» Data records
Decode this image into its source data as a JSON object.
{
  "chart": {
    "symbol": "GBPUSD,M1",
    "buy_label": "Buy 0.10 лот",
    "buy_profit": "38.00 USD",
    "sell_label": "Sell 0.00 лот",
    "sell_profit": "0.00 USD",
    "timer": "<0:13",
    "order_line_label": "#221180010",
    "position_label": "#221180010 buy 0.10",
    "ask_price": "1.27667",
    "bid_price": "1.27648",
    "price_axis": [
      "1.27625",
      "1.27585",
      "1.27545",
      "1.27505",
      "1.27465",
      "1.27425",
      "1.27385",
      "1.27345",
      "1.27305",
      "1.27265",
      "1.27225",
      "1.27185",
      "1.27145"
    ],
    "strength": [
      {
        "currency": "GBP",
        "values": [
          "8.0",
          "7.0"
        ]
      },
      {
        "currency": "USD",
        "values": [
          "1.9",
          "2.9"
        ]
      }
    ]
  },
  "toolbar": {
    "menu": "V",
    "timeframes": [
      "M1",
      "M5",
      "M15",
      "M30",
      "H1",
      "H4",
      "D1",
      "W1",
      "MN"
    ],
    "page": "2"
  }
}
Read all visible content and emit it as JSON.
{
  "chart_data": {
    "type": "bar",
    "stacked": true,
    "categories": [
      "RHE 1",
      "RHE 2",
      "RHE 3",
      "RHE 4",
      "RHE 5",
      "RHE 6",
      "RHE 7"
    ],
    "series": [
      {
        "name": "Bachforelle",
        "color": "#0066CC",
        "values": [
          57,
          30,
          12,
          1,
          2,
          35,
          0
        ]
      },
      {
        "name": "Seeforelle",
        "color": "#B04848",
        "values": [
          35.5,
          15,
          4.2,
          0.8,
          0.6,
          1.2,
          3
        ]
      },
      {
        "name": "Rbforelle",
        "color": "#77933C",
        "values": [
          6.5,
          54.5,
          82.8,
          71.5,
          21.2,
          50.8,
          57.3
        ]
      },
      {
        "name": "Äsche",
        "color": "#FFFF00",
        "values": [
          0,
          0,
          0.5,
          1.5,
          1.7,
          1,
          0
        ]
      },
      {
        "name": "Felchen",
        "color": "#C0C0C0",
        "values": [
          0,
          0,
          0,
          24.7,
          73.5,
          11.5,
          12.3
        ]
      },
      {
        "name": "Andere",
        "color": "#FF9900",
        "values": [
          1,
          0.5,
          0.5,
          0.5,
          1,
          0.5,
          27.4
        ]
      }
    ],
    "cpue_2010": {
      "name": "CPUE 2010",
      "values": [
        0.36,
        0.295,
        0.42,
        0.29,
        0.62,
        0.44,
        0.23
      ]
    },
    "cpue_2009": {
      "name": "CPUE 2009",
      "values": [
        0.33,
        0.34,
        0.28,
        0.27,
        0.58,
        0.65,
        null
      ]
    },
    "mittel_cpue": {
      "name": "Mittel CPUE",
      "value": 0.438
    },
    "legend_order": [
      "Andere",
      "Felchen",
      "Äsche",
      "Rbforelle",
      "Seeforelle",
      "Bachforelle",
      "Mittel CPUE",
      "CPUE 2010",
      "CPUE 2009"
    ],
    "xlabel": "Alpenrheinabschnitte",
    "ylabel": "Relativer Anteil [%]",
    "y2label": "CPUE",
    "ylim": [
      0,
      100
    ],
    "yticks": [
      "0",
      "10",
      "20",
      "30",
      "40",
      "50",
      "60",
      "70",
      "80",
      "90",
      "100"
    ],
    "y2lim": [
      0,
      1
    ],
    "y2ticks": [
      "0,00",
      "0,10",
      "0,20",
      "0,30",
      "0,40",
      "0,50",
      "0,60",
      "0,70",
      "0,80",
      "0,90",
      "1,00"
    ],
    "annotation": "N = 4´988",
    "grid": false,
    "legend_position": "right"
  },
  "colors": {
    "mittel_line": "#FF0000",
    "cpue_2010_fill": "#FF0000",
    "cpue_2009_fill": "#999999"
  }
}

» What you have to do
From the preceding material, extract every line exactly.

» Answer to this exercise
Decode this image into its source data as a JSON object.
{
  "chart": {
    "symbol": "GBPUSD,M1",
    "buy_label": "Buy 0.10 лот",
    "buy_profit": "38.00 USD",
    "sell_label": "Sell 0.00 лот",
    "sell_profit": "0.00 USD",
    "timer": "<0:13",
    "order_line_label": "#221180010",
    "position_label": "#221180010 buy 0.10",
    "ask_price": "1.27667",
    "bid_price": "1.27648",
    "price_axis": [
      "1.27625",
      "1.27585",
      "1.27545",
      "1.27505",
      "1.27465",
      "1.27425",
      "1.27385",
      "1.27345",
      "1.27305",
      "1.27265",
      "1.27225",
      "1.27185",
      "1.27145"
    ],
    "strength": [
      {
        "currency": "GBP",
        "values": [
          "8.0",
          "7.0"
        ]
      },
      {
        "currency": "USD",
        "values": [
          "1.9",
          "2.9"
        ]
      }
    ]
  },
  "toolbar": {
    "menu": "V",
    "timeframes": [
      "M1",
      "M5",
      "M15",
      "M30",
      "H1",
      "H4",
      "D1",
      "W1",
      "MN"
    ],
    "page": "2"
  }
}
Read all visible content and emit it as JSON.
{
  "chart_data": {
    "type": "bar",
    "stacked": true,
    "categories": [
      "RHE 1",
      "RHE 2",
      "RHE 3",
      "RHE 4",
      "RHE 5",
      "RHE 6",
      "RHE 7"
    ],
    "series": [
      {
        "name": "Bachforelle",
        "color": "#0066CC",
        "values": [
          57,
          30,
          12,
          1,
          2,
          35,
          0
        ]
      },
      {
        "name": "Seeforelle",
        "color": "#B04848",
        "values": [
          35.5,
          15,
          4.2,
          0.8,
          0.6,
          1.2,
          3
        ]
      },
      {
        "name": "Rbforelle",
        "color": "#77933C",
        "values": [
          6.5,
          54.5,
          82.8,
          71.5,
          21.2,
          50.8,
          57.3
        ]
      },
      {
        "name": "Äsche",
        "color": "#FFFF00",
        "values": [
          0,
          0,
          0.5,
          1.5,
          1.7,
          1,
          0
        ]
      },
      {
        "name": "Felchen",
        "color": "#C0C0C0",
        "values": [
          0,
          0,
          0,
          24.7,
          73.5,
          11.5,
          12.3
        ]
      },
      {
        "name": "Andere",
        "color": "#FF9900",
        "values": [
          1,
          0.5,
          0.5,
          0.5,
          1,
          0.5,
          27.4
        ]
      }
    ],
    "cpue_2010": {
      "name": "CPUE 2010",
      "values": [
        0.36,
        0.295,
        0.42,
        0.29,
        0.62,
        0.44,
        0.23
      ]
    },
    "cpue_2009": {
      "name": "CPUE 2009",
      "values": [
        0.33,
        0.34,
        0.28,
        0.27,
        0.58,
        0.65,
        null
      ]
    },
    "mittel_cpue": {
      "name": "Mittel CPUE",
      "value": 0.438
    },
    "legend_order": [
      "Andere",
      "Felchen",
      "Äsche",
      "Rbforelle",
      "Seeforelle",
      "Bachforelle",
      "Mittel CPUE",
      "CPUE 2010",
      "CPUE 2009"
    ],
    "xlabel": "Alpenrheinabschnitte",
    "ylabel": "Relativer Anteil [%]",
    "y2label": "CPUE",
    "ylim": [
      0,
      100
    ],
    "yticks": [
      "0",
      "10",
      "20",
      "30",
      "40",
      "50",
      "60",
      "70",
      "80",
      "90",
      "100"
    ],
    "y2lim": [
      0,
      1
    ],
    "y2ticks": [
      "0,00",
      "0,10",
      "0,20",
      "0,30",
      "0,40",
      "0,50",
      "0,60",
      "0,70",
      "0,80",
      "0,90",
      "1,00"
    ],
    "annotation": "N = 4´988",
    "grid": false,
    "legend_position": "right"
  },
  "colors": {
    "mittel_line": "#FF0000",
    "cpue_2010_fill": "#FF0000",
    "cpue_2009_fill": "#999999"
  }
}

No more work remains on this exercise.